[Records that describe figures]
______
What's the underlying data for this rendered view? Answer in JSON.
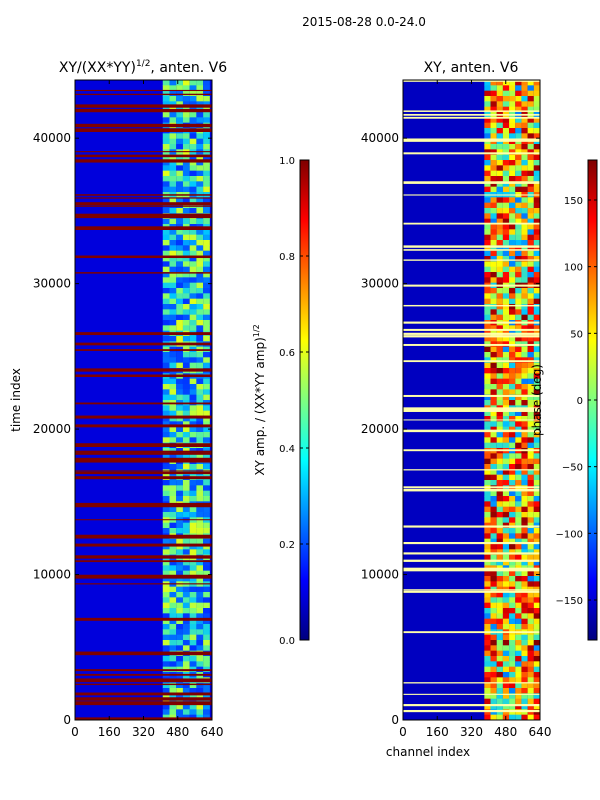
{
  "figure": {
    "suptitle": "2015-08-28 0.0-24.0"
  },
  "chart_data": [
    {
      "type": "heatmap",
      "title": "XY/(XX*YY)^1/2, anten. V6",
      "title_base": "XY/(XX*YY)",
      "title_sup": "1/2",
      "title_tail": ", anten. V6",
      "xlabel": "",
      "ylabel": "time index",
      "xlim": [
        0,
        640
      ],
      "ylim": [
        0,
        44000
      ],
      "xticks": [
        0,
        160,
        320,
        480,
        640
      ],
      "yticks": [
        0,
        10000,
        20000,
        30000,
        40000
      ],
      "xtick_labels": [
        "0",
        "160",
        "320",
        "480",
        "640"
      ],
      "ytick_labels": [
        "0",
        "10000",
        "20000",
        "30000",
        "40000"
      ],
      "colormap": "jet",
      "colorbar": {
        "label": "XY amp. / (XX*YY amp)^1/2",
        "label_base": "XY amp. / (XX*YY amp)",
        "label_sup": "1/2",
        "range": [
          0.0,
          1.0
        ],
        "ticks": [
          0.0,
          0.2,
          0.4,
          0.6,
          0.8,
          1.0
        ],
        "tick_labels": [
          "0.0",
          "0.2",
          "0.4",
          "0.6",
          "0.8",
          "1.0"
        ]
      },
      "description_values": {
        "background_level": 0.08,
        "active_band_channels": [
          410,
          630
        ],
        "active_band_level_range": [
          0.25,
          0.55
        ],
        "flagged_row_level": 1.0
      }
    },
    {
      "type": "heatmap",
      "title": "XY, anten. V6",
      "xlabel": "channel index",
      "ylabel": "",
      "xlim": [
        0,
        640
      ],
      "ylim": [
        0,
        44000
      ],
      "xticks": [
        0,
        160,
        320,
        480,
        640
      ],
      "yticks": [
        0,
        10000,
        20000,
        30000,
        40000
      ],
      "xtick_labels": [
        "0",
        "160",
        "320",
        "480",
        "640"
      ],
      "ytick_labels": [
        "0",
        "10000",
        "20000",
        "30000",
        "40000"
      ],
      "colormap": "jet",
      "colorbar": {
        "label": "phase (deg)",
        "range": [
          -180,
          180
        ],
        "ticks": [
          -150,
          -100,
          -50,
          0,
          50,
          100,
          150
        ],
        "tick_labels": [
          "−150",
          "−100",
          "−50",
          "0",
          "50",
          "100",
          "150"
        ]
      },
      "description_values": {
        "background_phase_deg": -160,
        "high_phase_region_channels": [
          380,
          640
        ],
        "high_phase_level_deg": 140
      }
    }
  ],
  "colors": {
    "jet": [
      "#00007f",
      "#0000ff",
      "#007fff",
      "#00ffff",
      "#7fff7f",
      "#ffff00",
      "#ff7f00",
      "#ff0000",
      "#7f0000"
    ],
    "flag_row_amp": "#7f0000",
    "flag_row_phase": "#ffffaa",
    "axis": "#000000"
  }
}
______
- Required task: Transcribe the records word for word and include no pictures.

- Solution:
What's the underlying data for this rendered view? Answer in JSON.
{
  "figure": {
    "suptitle": "2015-08-28 0.0-24.0"
  },
  "chart_data": [
    {
      "type": "heatmap",
      "title": "XY/(XX*YY)^1/2, anten. V6",
      "title_base": "XY/(XX*YY)",
      "title_sup": "1/2",
      "title_tail": ", anten. V6",
      "xlabel": "",
      "ylabel": "time index",
      "xlim": [
        0,
        640
      ],
      "ylim": [
        0,
        44000
      ],
      "xticks": [
        0,
        160,
        320,
        480,
        640
      ],
      "yticks": [
        0,
        10000,
        20000,
        30000,
        40000
      ],
      "xtick_labels": [
        "0",
        "160",
        "320",
        "480",
        "640"
      ],
      "ytick_labels": [
        "0",
        "10000",
        "20000",
        "30000",
        "40000"
      ],
      "colormap": "jet",
      "colorbar": {
        "label": "XY amp. / (XX*YY amp)^1/2",
        "label_base": "XY amp. / (XX*YY amp)",
        "label_sup": "1/2",
        "range": [
          0.0,
          1.0
        ],
        "ticks": [
          0.0,
          0.2,
          0.4,
          0.6,
          0.8,
          1.0
        ],
        "tick_labels": [
          "0.0",
          "0.2",
          "0.4",
          "0.6",
          "0.8",
          "1.0"
        ]
      },
      "description_values": {
        "background_level": 0.08,
        "active_band_channels": [
          410,
          630
        ],
        "active_band_level_range": [
          0.25,
          0.55
        ],
        "flagged_row_level": 1.0
      }
    },
    {
      "type": "heatmap",
      "title": "XY, anten. V6",
      "xlabel": "channel index",
      "ylabel": "",
      "xlim": [
        0,
        640
      ],
      "ylim": [
        0,
        44000
      ],
      "xticks": [
        0,
        160,
        320,
        480,
        640
      ],
      "yticks": [
        0,
        10000,
        20000,
        30000,
        40000
      ],
      "xtick_labels": [
        "0",
        "160",
        "320",
        "480",
        "640"
      ],
      "ytick_labels": [
        "0",
        "10000",
        "20000",
        "30000",
        "40000"
      ],
      "colormap": "jet",
      "colorbar": {
        "label": "phase (deg)",
        "range": [
          -180,
          180
        ],
        "ticks": [
          -150,
          -100,
          -50,
          0,
          50,
          100,
          150
        ],
        "tick_labels": [
          "−150",
          "−100",
          "−50",
          "0",
          "50",
          "100",
          "150"
        ]
      },
      "description_values": {
        "background_phase_deg": -160,
        "high_phase_region_channels": [
          380,
          640
        ],
        "high_phase_level_deg": 140
      }
    }
  ],
  "colors": {
    "jet": [
      "#00007f",
      "#0000ff",
      "#007fff",
      "#00ffff",
      "#7fff7f",
      "#ffff00",
      "#ff7f00",
      "#ff0000",
      "#7f0000"
    ],
    "flag_row_amp": "#7f0000",
    "flag_row_phase": "#ffffaa",
    "axis": "#000000"
  }
}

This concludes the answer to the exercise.